• **INSTRUCTION**: Copy the rows verbatim, starting with the first row and ending with the line that contains "x-tick-label: 2012 — [188, 463, 219, 479]", including both of these lines.

::: SUPPLIED RECORDS :::

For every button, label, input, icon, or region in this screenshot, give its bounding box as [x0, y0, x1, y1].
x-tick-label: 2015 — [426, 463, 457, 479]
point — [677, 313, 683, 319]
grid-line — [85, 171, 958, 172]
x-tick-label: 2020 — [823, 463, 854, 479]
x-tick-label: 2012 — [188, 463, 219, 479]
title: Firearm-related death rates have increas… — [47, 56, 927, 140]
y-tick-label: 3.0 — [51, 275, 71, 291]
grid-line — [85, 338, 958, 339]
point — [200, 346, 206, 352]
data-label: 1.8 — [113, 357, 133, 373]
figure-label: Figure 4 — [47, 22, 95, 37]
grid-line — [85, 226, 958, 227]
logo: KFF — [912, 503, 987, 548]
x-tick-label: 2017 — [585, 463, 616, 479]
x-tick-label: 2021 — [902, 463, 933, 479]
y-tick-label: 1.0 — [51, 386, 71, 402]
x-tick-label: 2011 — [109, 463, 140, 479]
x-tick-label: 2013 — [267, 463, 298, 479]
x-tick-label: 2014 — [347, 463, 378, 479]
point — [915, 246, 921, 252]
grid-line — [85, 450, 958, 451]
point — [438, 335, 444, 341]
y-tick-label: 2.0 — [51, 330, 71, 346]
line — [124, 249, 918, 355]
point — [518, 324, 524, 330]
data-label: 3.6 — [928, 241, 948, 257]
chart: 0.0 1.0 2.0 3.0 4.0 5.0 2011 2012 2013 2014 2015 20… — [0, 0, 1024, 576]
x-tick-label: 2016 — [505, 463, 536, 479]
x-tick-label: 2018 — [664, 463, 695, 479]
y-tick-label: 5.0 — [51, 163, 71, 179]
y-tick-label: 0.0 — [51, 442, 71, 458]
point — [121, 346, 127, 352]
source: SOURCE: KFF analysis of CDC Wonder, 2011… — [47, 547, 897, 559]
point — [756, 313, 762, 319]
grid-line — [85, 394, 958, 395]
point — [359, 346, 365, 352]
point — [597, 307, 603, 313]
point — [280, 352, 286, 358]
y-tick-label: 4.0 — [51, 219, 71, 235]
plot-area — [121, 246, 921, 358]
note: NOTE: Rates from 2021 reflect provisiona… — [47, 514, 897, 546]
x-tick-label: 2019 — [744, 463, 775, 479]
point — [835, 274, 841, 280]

:::

• **ANSWER TO THE EXERCISE**:
For every button, label, input, icon, or region in this screenshot, give its bounding box as [x0, y0, x1, y1].
x-tick-label: 2015 — [426, 463, 457, 479]
point — [677, 313, 683, 319]
grid-line — [85, 171, 958, 172]
x-tick-label: 2020 — [823, 463, 854, 479]
x-tick-label: 2012 — [188, 463, 219, 479]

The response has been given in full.